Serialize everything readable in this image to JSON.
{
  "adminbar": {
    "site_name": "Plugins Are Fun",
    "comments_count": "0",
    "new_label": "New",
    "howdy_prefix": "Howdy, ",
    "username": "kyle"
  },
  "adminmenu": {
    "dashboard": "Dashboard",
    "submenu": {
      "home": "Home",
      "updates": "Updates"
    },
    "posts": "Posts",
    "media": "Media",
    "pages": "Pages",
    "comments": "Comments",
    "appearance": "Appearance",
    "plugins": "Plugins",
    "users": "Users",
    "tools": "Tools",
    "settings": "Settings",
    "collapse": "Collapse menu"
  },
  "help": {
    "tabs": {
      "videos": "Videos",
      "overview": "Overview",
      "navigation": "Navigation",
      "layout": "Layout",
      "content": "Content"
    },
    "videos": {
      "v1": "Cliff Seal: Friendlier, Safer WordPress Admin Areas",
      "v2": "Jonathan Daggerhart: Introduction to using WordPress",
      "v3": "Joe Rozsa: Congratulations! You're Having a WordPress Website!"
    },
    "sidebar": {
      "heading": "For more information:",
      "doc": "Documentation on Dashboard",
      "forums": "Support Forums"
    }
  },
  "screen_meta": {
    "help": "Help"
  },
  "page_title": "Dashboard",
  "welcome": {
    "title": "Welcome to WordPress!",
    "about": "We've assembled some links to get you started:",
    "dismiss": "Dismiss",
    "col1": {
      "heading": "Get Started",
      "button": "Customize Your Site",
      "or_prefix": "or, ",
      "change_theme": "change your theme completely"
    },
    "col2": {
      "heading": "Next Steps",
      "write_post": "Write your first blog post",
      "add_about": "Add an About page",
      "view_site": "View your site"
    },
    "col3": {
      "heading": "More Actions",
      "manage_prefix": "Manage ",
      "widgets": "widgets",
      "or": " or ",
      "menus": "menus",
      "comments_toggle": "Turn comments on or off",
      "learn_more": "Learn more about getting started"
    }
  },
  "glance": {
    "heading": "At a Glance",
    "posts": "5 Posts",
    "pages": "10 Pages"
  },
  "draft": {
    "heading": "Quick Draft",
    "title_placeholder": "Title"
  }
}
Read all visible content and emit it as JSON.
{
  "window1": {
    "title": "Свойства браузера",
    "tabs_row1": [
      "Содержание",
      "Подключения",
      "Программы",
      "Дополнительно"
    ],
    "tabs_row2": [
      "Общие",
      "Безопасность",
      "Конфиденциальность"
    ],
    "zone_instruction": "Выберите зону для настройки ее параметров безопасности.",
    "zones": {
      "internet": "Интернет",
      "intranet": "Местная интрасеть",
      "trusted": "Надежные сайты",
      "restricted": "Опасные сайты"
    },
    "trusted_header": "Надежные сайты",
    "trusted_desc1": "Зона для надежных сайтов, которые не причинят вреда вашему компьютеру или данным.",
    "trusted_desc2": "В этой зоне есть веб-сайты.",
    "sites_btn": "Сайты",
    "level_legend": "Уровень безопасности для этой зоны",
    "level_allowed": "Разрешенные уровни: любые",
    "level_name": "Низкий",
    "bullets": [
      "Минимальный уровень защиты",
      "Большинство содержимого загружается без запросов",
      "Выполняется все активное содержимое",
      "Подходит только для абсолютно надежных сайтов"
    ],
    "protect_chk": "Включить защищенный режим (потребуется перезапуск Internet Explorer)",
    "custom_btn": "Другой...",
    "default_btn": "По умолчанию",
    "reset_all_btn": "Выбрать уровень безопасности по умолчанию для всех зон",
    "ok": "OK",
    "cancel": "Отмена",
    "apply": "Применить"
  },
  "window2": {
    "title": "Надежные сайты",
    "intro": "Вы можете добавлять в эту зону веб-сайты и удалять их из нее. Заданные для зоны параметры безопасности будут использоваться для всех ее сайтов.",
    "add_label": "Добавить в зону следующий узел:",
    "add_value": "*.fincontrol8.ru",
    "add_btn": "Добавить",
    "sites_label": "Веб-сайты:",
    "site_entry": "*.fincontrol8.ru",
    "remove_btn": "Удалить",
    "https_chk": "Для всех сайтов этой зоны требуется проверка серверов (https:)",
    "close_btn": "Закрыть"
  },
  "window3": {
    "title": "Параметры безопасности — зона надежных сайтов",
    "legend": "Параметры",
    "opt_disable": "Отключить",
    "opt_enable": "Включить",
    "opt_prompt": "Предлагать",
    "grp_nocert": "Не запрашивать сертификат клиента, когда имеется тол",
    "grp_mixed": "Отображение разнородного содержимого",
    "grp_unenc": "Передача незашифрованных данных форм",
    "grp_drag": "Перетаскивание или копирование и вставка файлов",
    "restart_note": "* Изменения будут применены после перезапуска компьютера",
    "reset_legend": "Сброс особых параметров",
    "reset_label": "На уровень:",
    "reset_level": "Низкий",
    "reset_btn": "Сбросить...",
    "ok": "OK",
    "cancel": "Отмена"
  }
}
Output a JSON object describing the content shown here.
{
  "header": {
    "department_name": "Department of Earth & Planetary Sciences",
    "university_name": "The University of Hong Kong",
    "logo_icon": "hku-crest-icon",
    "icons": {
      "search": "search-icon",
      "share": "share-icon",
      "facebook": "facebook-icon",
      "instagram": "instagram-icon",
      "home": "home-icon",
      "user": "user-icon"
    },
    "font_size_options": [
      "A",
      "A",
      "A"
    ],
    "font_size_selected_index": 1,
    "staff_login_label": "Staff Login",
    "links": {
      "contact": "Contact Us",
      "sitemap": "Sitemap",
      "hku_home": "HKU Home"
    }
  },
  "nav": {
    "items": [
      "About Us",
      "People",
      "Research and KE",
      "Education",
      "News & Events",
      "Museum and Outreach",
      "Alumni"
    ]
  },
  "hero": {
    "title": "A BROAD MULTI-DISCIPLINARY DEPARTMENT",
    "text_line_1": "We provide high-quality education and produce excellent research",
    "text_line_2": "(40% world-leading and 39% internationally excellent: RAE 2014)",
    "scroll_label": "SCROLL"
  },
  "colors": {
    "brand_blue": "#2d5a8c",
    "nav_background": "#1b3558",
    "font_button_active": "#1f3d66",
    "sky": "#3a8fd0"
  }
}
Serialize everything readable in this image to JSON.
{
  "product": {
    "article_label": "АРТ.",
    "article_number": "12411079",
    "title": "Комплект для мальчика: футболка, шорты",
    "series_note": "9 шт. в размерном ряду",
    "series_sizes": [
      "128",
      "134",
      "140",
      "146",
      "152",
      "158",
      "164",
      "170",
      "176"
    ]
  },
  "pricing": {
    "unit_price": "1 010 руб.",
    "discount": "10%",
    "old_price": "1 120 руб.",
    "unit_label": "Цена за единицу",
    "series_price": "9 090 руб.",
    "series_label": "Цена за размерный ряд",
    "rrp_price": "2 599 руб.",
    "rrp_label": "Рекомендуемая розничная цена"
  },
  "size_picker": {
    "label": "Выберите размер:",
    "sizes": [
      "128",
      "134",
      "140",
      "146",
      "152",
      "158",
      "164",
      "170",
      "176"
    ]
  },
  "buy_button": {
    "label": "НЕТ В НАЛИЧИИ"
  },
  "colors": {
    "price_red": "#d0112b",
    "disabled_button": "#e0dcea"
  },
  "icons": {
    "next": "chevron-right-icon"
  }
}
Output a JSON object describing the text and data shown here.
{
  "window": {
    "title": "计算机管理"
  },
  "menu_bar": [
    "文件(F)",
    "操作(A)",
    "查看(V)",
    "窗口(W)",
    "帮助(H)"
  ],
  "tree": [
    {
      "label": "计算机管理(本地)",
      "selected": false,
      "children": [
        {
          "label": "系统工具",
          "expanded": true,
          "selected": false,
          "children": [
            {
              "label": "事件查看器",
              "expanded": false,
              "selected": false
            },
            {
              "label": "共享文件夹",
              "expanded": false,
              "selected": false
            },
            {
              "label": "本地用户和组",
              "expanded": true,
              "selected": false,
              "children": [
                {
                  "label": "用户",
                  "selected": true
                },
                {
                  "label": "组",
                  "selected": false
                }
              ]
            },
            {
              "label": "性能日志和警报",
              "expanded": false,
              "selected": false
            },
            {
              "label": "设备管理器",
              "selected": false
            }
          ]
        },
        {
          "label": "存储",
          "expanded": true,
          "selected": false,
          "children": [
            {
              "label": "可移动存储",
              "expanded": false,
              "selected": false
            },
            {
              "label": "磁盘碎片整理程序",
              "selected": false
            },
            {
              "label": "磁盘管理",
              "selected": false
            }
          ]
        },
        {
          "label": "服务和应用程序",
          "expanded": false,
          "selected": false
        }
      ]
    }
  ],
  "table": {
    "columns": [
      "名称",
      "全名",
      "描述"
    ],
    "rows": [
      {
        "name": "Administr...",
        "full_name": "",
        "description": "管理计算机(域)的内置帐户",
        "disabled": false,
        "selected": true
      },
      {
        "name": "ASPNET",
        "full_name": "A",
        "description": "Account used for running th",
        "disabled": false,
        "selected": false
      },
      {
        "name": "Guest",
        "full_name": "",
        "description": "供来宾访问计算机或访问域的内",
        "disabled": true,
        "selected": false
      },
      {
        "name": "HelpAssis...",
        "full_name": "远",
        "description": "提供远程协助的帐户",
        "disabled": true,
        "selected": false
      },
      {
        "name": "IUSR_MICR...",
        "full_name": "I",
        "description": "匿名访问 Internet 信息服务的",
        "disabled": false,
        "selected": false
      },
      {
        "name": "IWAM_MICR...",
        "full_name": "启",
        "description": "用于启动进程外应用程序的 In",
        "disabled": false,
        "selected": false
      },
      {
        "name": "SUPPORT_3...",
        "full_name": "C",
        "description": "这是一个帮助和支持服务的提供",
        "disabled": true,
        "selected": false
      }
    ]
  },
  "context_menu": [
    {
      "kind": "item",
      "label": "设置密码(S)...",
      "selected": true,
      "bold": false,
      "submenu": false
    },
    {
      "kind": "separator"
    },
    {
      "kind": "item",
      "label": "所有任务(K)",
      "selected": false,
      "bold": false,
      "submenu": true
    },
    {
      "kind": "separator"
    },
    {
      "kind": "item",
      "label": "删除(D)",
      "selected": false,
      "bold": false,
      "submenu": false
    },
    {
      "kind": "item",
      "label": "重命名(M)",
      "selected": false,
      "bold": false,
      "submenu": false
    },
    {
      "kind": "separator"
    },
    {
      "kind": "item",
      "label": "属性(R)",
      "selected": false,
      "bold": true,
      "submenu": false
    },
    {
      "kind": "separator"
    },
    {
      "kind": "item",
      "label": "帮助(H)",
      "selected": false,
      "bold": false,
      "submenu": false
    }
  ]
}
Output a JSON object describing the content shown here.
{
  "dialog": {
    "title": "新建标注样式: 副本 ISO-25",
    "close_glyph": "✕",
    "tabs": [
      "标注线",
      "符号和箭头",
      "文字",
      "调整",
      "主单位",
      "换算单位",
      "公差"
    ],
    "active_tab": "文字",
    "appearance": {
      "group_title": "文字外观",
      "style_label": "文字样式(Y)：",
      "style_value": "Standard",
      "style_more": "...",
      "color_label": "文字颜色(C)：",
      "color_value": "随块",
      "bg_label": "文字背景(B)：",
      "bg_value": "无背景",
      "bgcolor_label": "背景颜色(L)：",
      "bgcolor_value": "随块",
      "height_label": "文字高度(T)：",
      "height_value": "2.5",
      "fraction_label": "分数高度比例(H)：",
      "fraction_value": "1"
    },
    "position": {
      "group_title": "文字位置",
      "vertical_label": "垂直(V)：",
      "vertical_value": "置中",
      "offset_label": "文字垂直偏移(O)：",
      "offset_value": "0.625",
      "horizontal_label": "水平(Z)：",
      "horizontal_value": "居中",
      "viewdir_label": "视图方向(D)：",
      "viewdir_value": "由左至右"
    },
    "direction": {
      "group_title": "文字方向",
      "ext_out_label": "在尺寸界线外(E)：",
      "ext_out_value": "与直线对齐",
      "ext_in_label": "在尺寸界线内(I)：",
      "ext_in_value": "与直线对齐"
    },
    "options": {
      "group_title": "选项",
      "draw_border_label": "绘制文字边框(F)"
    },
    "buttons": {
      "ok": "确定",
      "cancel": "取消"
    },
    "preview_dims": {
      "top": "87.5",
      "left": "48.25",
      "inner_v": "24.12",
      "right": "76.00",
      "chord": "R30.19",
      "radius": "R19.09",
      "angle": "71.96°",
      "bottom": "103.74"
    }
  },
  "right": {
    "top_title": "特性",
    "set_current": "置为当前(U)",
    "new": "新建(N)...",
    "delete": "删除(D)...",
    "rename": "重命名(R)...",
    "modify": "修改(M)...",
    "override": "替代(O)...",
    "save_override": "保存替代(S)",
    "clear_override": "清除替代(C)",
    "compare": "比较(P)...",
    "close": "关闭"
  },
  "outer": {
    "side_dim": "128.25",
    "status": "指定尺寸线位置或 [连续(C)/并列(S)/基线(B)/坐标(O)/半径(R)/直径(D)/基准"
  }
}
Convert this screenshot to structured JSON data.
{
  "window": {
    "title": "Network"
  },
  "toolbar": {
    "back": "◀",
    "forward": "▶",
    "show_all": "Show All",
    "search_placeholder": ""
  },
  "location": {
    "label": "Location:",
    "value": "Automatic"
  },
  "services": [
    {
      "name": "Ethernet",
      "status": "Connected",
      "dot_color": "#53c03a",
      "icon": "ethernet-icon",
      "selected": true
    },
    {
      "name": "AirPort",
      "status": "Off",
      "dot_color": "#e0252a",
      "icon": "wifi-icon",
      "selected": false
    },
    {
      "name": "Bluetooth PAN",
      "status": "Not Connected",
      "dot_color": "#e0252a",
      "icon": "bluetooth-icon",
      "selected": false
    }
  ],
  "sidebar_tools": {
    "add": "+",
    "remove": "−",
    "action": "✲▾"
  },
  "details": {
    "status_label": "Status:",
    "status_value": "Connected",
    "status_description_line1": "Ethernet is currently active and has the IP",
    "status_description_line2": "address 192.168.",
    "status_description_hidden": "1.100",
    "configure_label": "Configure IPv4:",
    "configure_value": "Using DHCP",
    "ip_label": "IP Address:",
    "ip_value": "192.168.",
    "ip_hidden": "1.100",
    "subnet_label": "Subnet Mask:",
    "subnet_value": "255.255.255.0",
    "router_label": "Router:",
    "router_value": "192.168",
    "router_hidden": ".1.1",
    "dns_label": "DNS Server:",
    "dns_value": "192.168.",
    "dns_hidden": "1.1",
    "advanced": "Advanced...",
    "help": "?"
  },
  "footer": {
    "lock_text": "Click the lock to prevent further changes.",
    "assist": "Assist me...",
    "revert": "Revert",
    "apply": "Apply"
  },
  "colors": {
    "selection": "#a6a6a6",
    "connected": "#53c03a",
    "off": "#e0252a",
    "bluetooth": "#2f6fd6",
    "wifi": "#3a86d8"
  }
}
+--
Only the lines from the one that contains "Convert this screenshot" to the end of the data should be output, exactly as they appear.

• _RESULT OF THIS TASK_
Convert this screenshot to structured JSON data.
{
  "window": {
    "title": "Network"
  },
  "toolbar": {
    "back": "◀",
    "forward": "▶",
    "show_all": "Show All",
    "search_placeholder": ""
  },
  "location": {
    "label": "Location:",
    "value": "Automatic"
  },
  "services": [
    {
      "name": "Ethernet",
      "status": "Connected",
      "dot_color": "#53c03a",
      "icon": "ethernet-icon",
      "selected": true
    },
    {
      "name": "AirPort",
      "status": "Off",
      "dot_color": "#e0252a",
      "icon": "wifi-icon",
      "selected": false
    },
    {
      "name": "Bluetooth PAN",
      "status": "Not Connected",
      "dot_color": "#e0252a",
      "icon": "bluetooth-icon",
      "selected": false
    }
  ],
  "sidebar_tools": {
    "add": "+",
    "remove": "−",
    "action": "✲▾"
  },
  "details": {
    "status_label": "Status:",
    "status_value": "Connected",
    "status_description_line1": "Ethernet is currently active and has the IP",
    "status_description_line2": "address 192.168.",
    "status_description_hidden": "1.100",
    "configure_label": "Configure IPv4:",
    "configure_value": "Using DHCP",
    "ip_label": "IP Address:",
    "ip_value": "192.168.",
    "ip_hidden": "1.100",
    "subnet_label": "Subnet Mask:",
    "subnet_value": "255.255.255.0",
    "router_label": "Router:",
    "router_value": "192.168",
    "router_hidden": ".1.1",
    "dns_label": "DNS Server:",
    "dns_value": "192.168.",
    "dns_hidden": "1.1",
    "advanced": "Advanced...",
    "help": "?"
  },
  "footer": {
    "lock_text": "Click the lock to prevent further changes.",
    "assist": "Assist me...",
    "revert": "Revert",
    "apply": "Apply"
  },
  "colors": {
    "selection": "#a6a6a6",
    "connected": "#53c03a",
    "off": "#e0252a",
    "bluetooth": "#2f6fd6",
    "wifi": "#3a86d8"
  }
}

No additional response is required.